** Begin **

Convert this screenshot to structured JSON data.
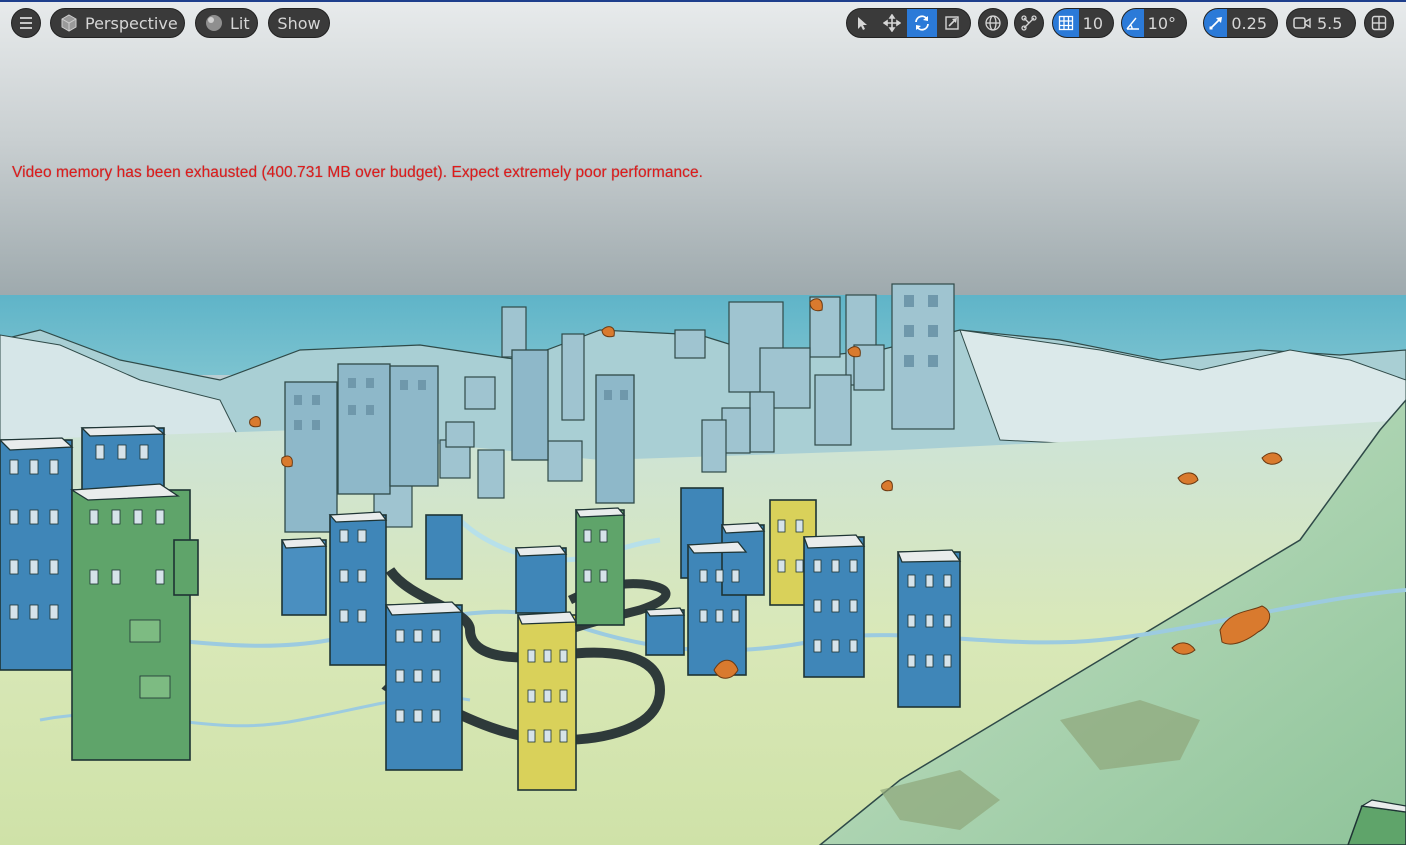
{
  "toolbar": {
    "view_mode": "Perspective",
    "lighting": "Lit",
    "show": "Show",
    "grid_snap": "10",
    "rotation_snap": "10°",
    "scale_snap": "0.25",
    "camera_speed": "5.5",
    "active_color": "#2b7ad8",
    "icons": [
      "hamburger-menu-icon",
      "cube-icon",
      "sphere-icon",
      "select-arrow-icon",
      "translate-icon",
      "rotate-icon",
      "scale-icon",
      "globe-icon",
      "surface-snap-icon",
      "grid-icon",
      "angle-icon",
      "scale-arrow-icon",
      "camera-icon",
      "layout-grid-icon"
    ]
  },
  "viewport": {
    "warning": "Video memory has been exhausted (400.731 MB over budget). Expect extremely poor performance.",
    "warning_color": "#e11a1a"
  }
}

** End **

- EXERCISE OBJECTIVE: Quote the preceding records in their entirety, excluding every picture.

- SOLVED EXERCISE:
Convert this screenshot to structured JSON data.
{
  "toolbar": {
    "view_mode": "Perspective",
    "lighting": "Lit",
    "show": "Show",
    "grid_snap": "10",
    "rotation_snap": "10°",
    "scale_snap": "0.25",
    "camera_speed": "5.5",
    "active_color": "#2b7ad8",
    "icons": [
      "hamburger-menu-icon",
      "cube-icon",
      "sphere-icon",
      "select-arrow-icon",
      "translate-icon",
      "rotate-icon",
      "scale-icon",
      "globe-icon",
      "surface-snap-icon",
      "grid-icon",
      "angle-icon",
      "scale-arrow-icon",
      "camera-icon",
      "layout-grid-icon"
    ]
  },
  "viewport": {
    "warning": "Video memory has been exhausted (400.731 MB over budget). Expect extremely poor performance.",
    "warning_color": "#e11a1a"
  }
}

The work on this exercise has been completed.